■ Problem requirements: Reproduce each line of the following data verbatim, without any changes.

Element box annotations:
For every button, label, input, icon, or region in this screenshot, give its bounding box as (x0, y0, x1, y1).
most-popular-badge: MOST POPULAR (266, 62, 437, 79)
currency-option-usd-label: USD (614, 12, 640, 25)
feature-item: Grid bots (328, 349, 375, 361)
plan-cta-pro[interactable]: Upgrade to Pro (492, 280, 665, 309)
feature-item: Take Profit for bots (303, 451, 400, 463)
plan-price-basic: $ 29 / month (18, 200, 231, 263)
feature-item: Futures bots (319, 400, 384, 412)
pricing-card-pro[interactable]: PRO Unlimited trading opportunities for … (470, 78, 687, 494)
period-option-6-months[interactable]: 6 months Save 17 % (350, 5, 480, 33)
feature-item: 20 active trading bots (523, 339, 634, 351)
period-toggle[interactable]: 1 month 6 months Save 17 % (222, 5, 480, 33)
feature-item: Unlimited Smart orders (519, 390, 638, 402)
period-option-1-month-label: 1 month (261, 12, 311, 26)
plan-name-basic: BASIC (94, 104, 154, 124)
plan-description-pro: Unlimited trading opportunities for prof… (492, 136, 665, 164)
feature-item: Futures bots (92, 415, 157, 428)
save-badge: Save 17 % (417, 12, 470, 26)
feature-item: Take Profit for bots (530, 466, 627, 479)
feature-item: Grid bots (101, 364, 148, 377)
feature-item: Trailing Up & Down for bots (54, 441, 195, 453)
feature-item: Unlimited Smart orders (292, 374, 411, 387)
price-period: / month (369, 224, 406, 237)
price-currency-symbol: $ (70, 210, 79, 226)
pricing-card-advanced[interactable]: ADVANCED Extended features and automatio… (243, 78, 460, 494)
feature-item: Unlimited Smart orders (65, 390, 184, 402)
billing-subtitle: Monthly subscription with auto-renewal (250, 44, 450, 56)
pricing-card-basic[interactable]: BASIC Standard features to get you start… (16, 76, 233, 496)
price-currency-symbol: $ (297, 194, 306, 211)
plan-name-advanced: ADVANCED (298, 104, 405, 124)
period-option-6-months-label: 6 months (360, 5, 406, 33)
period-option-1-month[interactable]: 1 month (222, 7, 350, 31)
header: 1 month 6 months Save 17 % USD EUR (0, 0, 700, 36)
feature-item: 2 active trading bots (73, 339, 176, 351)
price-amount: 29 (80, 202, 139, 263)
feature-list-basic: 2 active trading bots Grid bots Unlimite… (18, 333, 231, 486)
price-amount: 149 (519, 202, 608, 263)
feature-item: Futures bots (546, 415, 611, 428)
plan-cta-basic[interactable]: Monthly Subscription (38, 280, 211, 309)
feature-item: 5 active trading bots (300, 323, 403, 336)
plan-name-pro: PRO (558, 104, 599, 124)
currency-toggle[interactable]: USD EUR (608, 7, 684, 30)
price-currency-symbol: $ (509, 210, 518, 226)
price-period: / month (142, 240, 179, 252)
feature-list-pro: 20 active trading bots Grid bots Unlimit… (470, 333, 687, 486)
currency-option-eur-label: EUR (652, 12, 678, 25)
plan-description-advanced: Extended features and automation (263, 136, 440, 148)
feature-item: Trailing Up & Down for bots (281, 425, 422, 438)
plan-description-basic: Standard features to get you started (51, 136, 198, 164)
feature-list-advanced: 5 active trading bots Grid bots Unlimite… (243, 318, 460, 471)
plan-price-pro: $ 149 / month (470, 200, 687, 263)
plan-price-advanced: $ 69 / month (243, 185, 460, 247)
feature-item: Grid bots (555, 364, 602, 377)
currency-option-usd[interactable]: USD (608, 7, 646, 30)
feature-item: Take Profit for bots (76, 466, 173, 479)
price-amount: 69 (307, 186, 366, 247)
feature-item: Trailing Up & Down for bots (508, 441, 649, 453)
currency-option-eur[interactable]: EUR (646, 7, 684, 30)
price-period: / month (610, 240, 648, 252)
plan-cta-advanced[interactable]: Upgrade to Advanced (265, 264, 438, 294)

■ Full solution:
For every button, label, input, icon, or region in this screenshot, give its bounding box as (x0, y0, x1, y1).
most-popular-badge: MOST POPULAR (266, 62, 437, 79)
currency-option-usd-label: USD (614, 12, 640, 25)
feature-item: Grid bots (328, 349, 375, 361)
plan-cta-pro[interactable]: Upgrade to Pro (492, 280, 665, 309)
feature-item: Take Profit for bots (303, 451, 400, 463)
plan-price-basic: $ 29 / month (18, 200, 231, 263)
feature-item: Futures bots (319, 400, 384, 412)
pricing-card-pro[interactable]: PRO Unlimited trading opportunities for … (470, 78, 687, 494)
period-option-6-months[interactable]: 6 months Save 17 % (350, 5, 480, 33)
feature-item: 20 active trading bots (523, 339, 634, 351)
period-toggle[interactable]: 1 month 6 months Save 17 % (222, 5, 480, 33)
feature-item: Unlimited Smart orders (519, 390, 638, 402)
period-option-1-month-label: 1 month (261, 12, 311, 26)
plan-name-basic: BASIC (94, 104, 154, 124)
plan-description-pro: Unlimited trading opportunities for prof… (492, 136, 665, 164)
feature-item: Futures bots (92, 415, 157, 428)
save-badge: Save 17 % (417, 12, 470, 26)
feature-item: Take Profit for bots (530, 466, 627, 479)
feature-item: Grid bots (101, 364, 148, 377)
feature-item: Trailing Up & Down for bots (54, 441, 195, 453)
feature-item: Unlimited Smart orders (292, 374, 411, 387)
price-period: / month (369, 224, 406, 237)
price-currency-symbol: $ (70, 210, 79, 226)
pricing-card-advanced[interactable]: ADVANCED Extended features and automatio… (243, 78, 460, 494)
feature-item: Unlimited Smart orders (65, 390, 184, 402)
billing-subtitle: Monthly subscription with auto-renewal (250, 44, 450, 56)
pricing-card-basic[interactable]: BASIC Standard features to get you start… (16, 76, 233, 496)
price-currency-symbol: $ (297, 194, 306, 211)
plan-name-advanced: ADVANCED (298, 104, 405, 124)
period-option-6-months-label: 6 months (360, 5, 406, 33)
period-option-1-month[interactable]: 1 month (222, 7, 350, 31)
header: 1 month 6 months Save 17 % USD EUR (0, 0, 700, 36)
feature-item: 2 active trading bots (73, 339, 176, 351)
price-amount: 29 (80, 202, 139, 263)
feature-list-basic: 2 active trading bots Grid bots Unlimite… (18, 333, 231, 486)
price-amount: 149 (519, 202, 608, 263)
feature-item: Futures bots (546, 415, 611, 428)
plan-cta-basic[interactable]: Monthly Subscription (38, 280, 211, 309)
feature-item: 5 active trading bots (300, 323, 403, 336)
plan-name-pro: PRO (558, 104, 599, 124)
currency-toggle[interactable]: USD EUR (608, 7, 684, 30)
price-currency-symbol: $ (509, 210, 518, 226)
price-period: / month (142, 240, 179, 252)
feature-list-pro: 20 active trading bots Grid bots Unlimit… (470, 333, 687, 486)
currency-option-eur-label: EUR (652, 12, 678, 25)
plan-description-advanced: Extended features and automation (263, 136, 440, 148)
feature-item: Trailing Up & Down for bots (281, 425, 422, 438)
plan-description-basic: Standard features to get you started (51, 136, 198, 164)
feature-list-advanced: 5 active trading bots Grid bots Unlimite… (243, 318, 460, 471)
plan-price-pro: $ 149 / month (470, 200, 687, 263)
plan-price-advanced: $ 69 / month (243, 185, 460, 247)
feature-item: Grid bots (555, 364, 602, 377)
currency-option-usd[interactable]: USD (608, 7, 646, 30)
feature-item: Take Profit for bots (76, 466, 173, 479)
price-amount: 69 (307, 186, 366, 247)
feature-item: Trailing Up & Down for bots (508, 441, 649, 453)
currency-option-eur[interactable]: EUR (646, 7, 684, 30)
price-period: / month (610, 240, 648, 252)
plan-cta-advanced[interactable]: Upgrade to Advanced (265, 264, 438, 294)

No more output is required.